Supplied entries:
#####

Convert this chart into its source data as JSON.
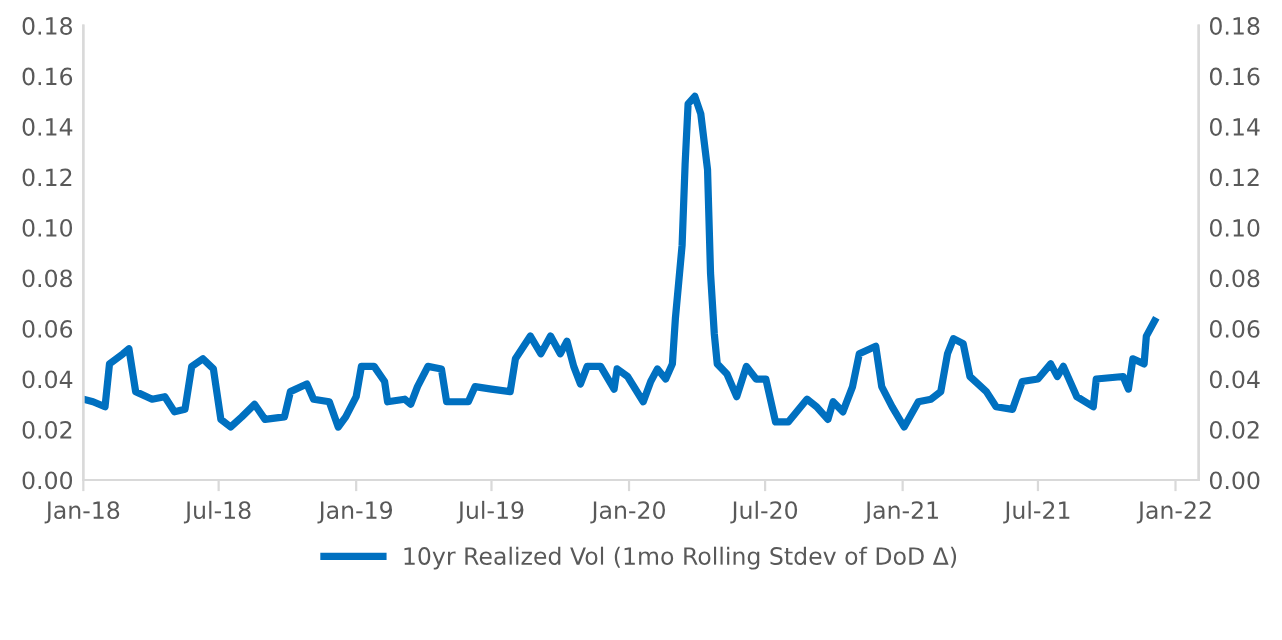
{
  "chart_data": {
    "type": "line",
    "legend": "bottom",
    "grid": false,
    "marker": "none",
    "line_style": "solid",
    "xlim": [
      "2018-01-01",
      "2022-02-01"
    ],
    "xticks": [
      {
        "value": "2018-01-01",
        "label": "Jan-18"
      },
      {
        "value": "2018-07-01",
        "label": "Jul-18"
      },
      {
        "value": "2019-01-01",
        "label": "Jan-19"
      },
      {
        "value": "2019-07-01",
        "label": "Jul-19"
      },
      {
        "value": "2020-01-01",
        "label": "Jan-20"
      },
      {
        "value": "2020-07-01",
        "label": "Jul-20"
      },
      {
        "value": "2021-01-01",
        "label": "Jan-21"
      },
      {
        "value": "2021-07-01",
        "label": "Jul-21"
      },
      {
        "value": "2022-01-01",
        "label": "Jan-22"
      }
    ],
    "ylim": [
      0,
      0.18
    ],
    "yticks": [
      {
        "value": 0,
        "label": "0.00"
      },
      {
        "value": 0.02,
        "label": "0.02"
      },
      {
        "value": 0.04,
        "label": "0.04"
      },
      {
        "value": 0.06,
        "label": "0.06"
      },
      {
        "value": 0.08,
        "label": "0.08"
      },
      {
        "value": 0.1,
        "label": "0.10"
      },
      {
        "value": 0.12,
        "label": "0.12"
      },
      {
        "value": 0.14,
        "label": "0.14"
      },
      {
        "value": 0.16,
        "label": "0.16"
      },
      {
        "value": 0.18,
        "label": "0.18"
      }
    ],
    "y2lim": [
      0,
      0.18
    ],
    "y2ticks": [
      {
        "value": 0,
        "label": "0.00"
      },
      {
        "value": 0.02,
        "label": "0.02"
      },
      {
        "value": 0.04,
        "label": "0.04"
      },
      {
        "value": 0.06,
        "label": "0.06"
      },
      {
        "value": 0.08,
        "label": "0.08"
      },
      {
        "value": 0.1,
        "label": "0.10"
      },
      {
        "value": 0.12,
        "label": "0.12"
      },
      {
        "value": 0.14,
        "label": "0.14"
      },
      {
        "value": 0.16,
        "label": "0.16"
      },
      {
        "value": 0.18,
        "label": "0.18"
      }
    ],
    "series": [
      {
        "name": "10yr Realized Vol (1mo Rolling Stdev of DoD Δ)",
        "color": "#0070c0",
        "x": [
          "2018-01-01",
          "2018-01-14",
          "2018-01-30",
          "2018-02-05",
          "2018-02-23",
          "2018-03-03",
          "2018-03-12",
          "2018-04-03",
          "2018-04-20",
          "2018-05-03",
          "2018-05-17",
          "2018-05-26",
          "2018-06-10",
          "2018-06-24",
          "2018-07-04",
          "2018-07-17",
          "2018-08-01",
          "2018-08-18",
          "2018-09-01",
          "2018-09-27",
          "2018-10-05",
          "2018-10-27",
          "2018-11-05",
          "2018-11-26",
          "2018-12-08",
          "2018-12-18",
          "2019-01-01",
          "2019-01-08",
          "2019-01-25",
          "2019-02-08",
          "2019-02-12",
          "2019-03-07",
          "2019-03-15",
          "2019-03-24",
          "2019-04-07",
          "2019-04-25",
          "2019-05-02",
          "2019-05-31",
          "2019-06-09",
          "2019-07-01",
          "2019-07-26",
          "2019-08-02",
          "2019-08-22",
          "2019-09-05",
          "2019-09-18",
          "2019-10-01",
          "2019-10-10",
          "2019-10-19",
          "2019-10-28",
          "2019-11-06",
          "2019-11-24",
          "2019-12-12",
          "2019-12-16",
          "2019-12-30",
          "2020-01-20",
          "2020-01-30",
          "2020-02-08",
          "2020-02-19",
          "2020-02-28",
          "2020-03-03",
          "2020-03-12",
          "2020-03-16",
          "2020-03-20",
          "2020-03-29",
          "2020-04-06",
          "2020-04-15",
          "2020-04-19",
          "2020-04-24",
          "2020-04-28",
          "2020-05-11",
          "2020-05-24",
          "2020-06-06",
          "2020-06-19",
          "2020-07-02",
          "2020-07-15",
          "2020-08-01",
          "2020-08-26",
          "2020-09-08",
          "2020-09-23",
          "2020-09-30",
          "2020-10-13",
          "2020-10-26",
          "2020-11-04",
          "2020-11-26",
          "2020-12-04",
          "2020-12-18",
          "2021-01-03",
          "2021-01-22",
          "2021-02-08",
          "2021-02-21",
          "2021-03-02",
          "2021-03-10",
          "2021-03-23",
          "2021-04-01",
          "2021-04-23",
          "2021-05-06",
          "2021-05-28",
          "2021-06-10",
          "2021-07-01",
          "2021-07-18",
          "2021-07-27",
          "2021-08-04",
          "2021-08-22",
          "2021-09-13",
          "2021-09-17",
          "2021-10-23",
          "2021-10-30",
          "2021-11-05",
          "2021-11-20",
          "2021-11-23",
          "2021-12-04"
        ],
        "values": [
          0.032,
          0.031,
          0.029,
          0.046,
          0.05,
          0.052,
          0.035,
          0.032,
          0.033,
          0.027,
          0.028,
          0.045,
          0.048,
          0.044,
          0.024,
          0.021,
          0.025,
          0.03,
          0.024,
          0.025,
          0.035,
          0.038,
          0.032,
          0.031,
          0.021,
          0.025,
          0.033,
          0.045,
          0.045,
          0.039,
          0.031,
          0.032,
          0.03,
          0.037,
          0.045,
          0.044,
          0.031,
          0.031,
          0.037,
          0.036,
          0.035,
          0.048,
          0.057,
          0.05,
          0.057,
          0.05,
          0.055,
          0.045,
          0.038,
          0.045,
          0.045,
          0.036,
          0.044,
          0.041,
          0.031,
          0.039,
          0.044,
          0.04,
          0.046,
          0.064,
          0.093,
          0.125,
          0.149,
          0.152,
          0.145,
          0.123,
          0.082,
          0.058,
          0.046,
          0.042,
          0.033,
          0.045,
          0.04,
          0.04,
          0.023,
          0.023,
          0.032,
          0.029,
          0.024,
          0.031,
          0.027,
          0.037,
          0.05,
          0.053,
          0.037,
          0.029,
          0.021,
          0.031,
          0.032,
          0.035,
          0.05,
          0.056,
          0.054,
          0.041,
          0.035,
          0.029,
          0.028,
          0.039,
          0.04,
          0.046,
          0.041,
          0.045,
          0.033,
          0.029,
          0.04,
          0.041,
          0.036,
          0.048,
          0.046,
          0.057,
          0.063
        ]
      }
    ]
  }
}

#####

Your objective:
Omit the pictures, then output the rest of the listing exactly.

Worked solution:
Convert this chart into its source data as JSON.
{
  "chart_data": {
    "type": "line",
    "legend": "bottom",
    "grid": false,
    "marker": "none",
    "line_style": "solid",
    "xlim": [
      "2018-01-01",
      "2022-02-01"
    ],
    "xticks": [
      {
        "value": "2018-01-01",
        "label": "Jan-18"
      },
      {
        "value": "2018-07-01",
        "label": "Jul-18"
      },
      {
        "value": "2019-01-01",
        "label": "Jan-19"
      },
      {
        "value": "2019-07-01",
        "label": "Jul-19"
      },
      {
        "value": "2020-01-01",
        "label": "Jan-20"
      },
      {
        "value": "2020-07-01",
        "label": "Jul-20"
      },
      {
        "value": "2021-01-01",
        "label": "Jan-21"
      },
      {
        "value": "2021-07-01",
        "label": "Jul-21"
      },
      {
        "value": "2022-01-01",
        "label": "Jan-22"
      }
    ],
    "ylim": [
      0,
      0.18
    ],
    "yticks": [
      {
        "value": 0,
        "label": "0.00"
      },
      {
        "value": 0.02,
        "label": "0.02"
      },
      {
        "value": 0.04,
        "label": "0.04"
      },
      {
        "value": 0.06,
        "label": "0.06"
      },
      {
        "value": 0.08,
        "label": "0.08"
      },
      {
        "value": 0.1,
        "label": "0.10"
      },
      {
        "value": 0.12,
        "label": "0.12"
      },
      {
        "value": 0.14,
        "label": "0.14"
      },
      {
        "value": 0.16,
        "label": "0.16"
      },
      {
        "value": 0.18,
        "label": "0.18"
      }
    ],
    "y2lim": [
      0,
      0.18
    ],
    "y2ticks": [
      {
        "value": 0,
        "label": "0.00"
      },
      {
        "value": 0.02,
        "label": "0.02"
      },
      {
        "value": 0.04,
        "label": "0.04"
      },
      {
        "value": 0.06,
        "label": "0.06"
      },
      {
        "value": 0.08,
        "label": "0.08"
      },
      {
        "value": 0.1,
        "label": "0.10"
      },
      {
        "value": 0.12,
        "label": "0.12"
      },
      {
        "value": 0.14,
        "label": "0.14"
      },
      {
        "value": 0.16,
        "label": "0.16"
      },
      {
        "value": 0.18,
        "label": "0.18"
      }
    ],
    "series": [
      {
        "name": "10yr Realized Vol (1mo Rolling Stdev of DoD Δ)",
        "color": "#0070c0",
        "x": [
          "2018-01-01",
          "2018-01-14",
          "2018-01-30",
          "2018-02-05",
          "2018-02-23",
          "2018-03-03",
          "2018-03-12",
          "2018-04-03",
          "2018-04-20",
          "2018-05-03",
          "2018-05-17",
          "2018-05-26",
          "2018-06-10",
          "2018-06-24",
          "2018-07-04",
          "2018-07-17",
          "2018-08-01",
          "2018-08-18",
          "2018-09-01",
          "2018-09-27",
          "2018-10-05",
          "2018-10-27",
          "2018-11-05",
          "2018-11-26",
          "2018-12-08",
          "2018-12-18",
          "2019-01-01",
          "2019-01-08",
          "2019-01-25",
          "2019-02-08",
          "2019-02-12",
          "2019-03-07",
          "2019-03-15",
          "2019-03-24",
          "2019-04-07",
          "2019-04-25",
          "2019-05-02",
          "2019-05-31",
          "2019-06-09",
          "2019-07-01",
          "2019-07-26",
          "2019-08-02",
          "2019-08-22",
          "2019-09-05",
          "2019-09-18",
          "2019-10-01",
          "2019-10-10",
          "2019-10-19",
          "2019-10-28",
          "2019-11-06",
          "2019-11-24",
          "2019-12-12",
          "2019-12-16",
          "2019-12-30",
          "2020-01-20",
          "2020-01-30",
          "2020-02-08",
          "2020-02-19",
          "2020-02-28",
          "2020-03-03",
          "2020-03-12",
          "2020-03-16",
          "2020-03-20",
          "2020-03-29",
          "2020-04-06",
          "2020-04-15",
          "2020-04-19",
          "2020-04-24",
          "2020-04-28",
          "2020-05-11",
          "2020-05-24",
          "2020-06-06",
          "2020-06-19",
          "2020-07-02",
          "2020-07-15",
          "2020-08-01",
          "2020-08-26",
          "2020-09-08",
          "2020-09-23",
          "2020-09-30",
          "2020-10-13",
          "2020-10-26",
          "2020-11-04",
          "2020-11-26",
          "2020-12-04",
          "2020-12-18",
          "2021-01-03",
          "2021-01-22",
          "2021-02-08",
          "2021-02-21",
          "2021-03-02",
          "2021-03-10",
          "2021-03-23",
          "2021-04-01",
          "2021-04-23",
          "2021-05-06",
          "2021-05-28",
          "2021-06-10",
          "2021-07-01",
          "2021-07-18",
          "2021-07-27",
          "2021-08-04",
          "2021-08-22",
          "2021-09-13",
          "2021-09-17",
          "2021-10-23",
          "2021-10-30",
          "2021-11-05",
          "2021-11-20",
          "2021-11-23",
          "2021-12-04"
        ],
        "values": [
          0.032,
          0.031,
          0.029,
          0.046,
          0.05,
          0.052,
          0.035,
          0.032,
          0.033,
          0.027,
          0.028,
          0.045,
          0.048,
          0.044,
          0.024,
          0.021,
          0.025,
          0.03,
          0.024,
          0.025,
          0.035,
          0.038,
          0.032,
          0.031,
          0.021,
          0.025,
          0.033,
          0.045,
          0.045,
          0.039,
          0.031,
          0.032,
          0.03,
          0.037,
          0.045,
          0.044,
          0.031,
          0.031,
          0.037,
          0.036,
          0.035,
          0.048,
          0.057,
          0.05,
          0.057,
          0.05,
          0.055,
          0.045,
          0.038,
          0.045,
          0.045,
          0.036,
          0.044,
          0.041,
          0.031,
          0.039,
          0.044,
          0.04,
          0.046,
          0.064,
          0.093,
          0.125,
          0.149,
          0.152,
          0.145,
          0.123,
          0.082,
          0.058,
          0.046,
          0.042,
          0.033,
          0.045,
          0.04,
          0.04,
          0.023,
          0.023,
          0.032,
          0.029,
          0.024,
          0.031,
          0.027,
          0.037,
          0.05,
          0.053,
          0.037,
          0.029,
          0.021,
          0.031,
          0.032,
          0.035,
          0.05,
          0.056,
          0.054,
          0.041,
          0.035,
          0.029,
          0.028,
          0.039,
          0.04,
          0.046,
          0.041,
          0.045,
          0.033,
          0.029,
          0.04,
          0.041,
          0.036,
          0.048,
          0.046,
          0.057,
          0.063
        ]
      }
    ]
  }
}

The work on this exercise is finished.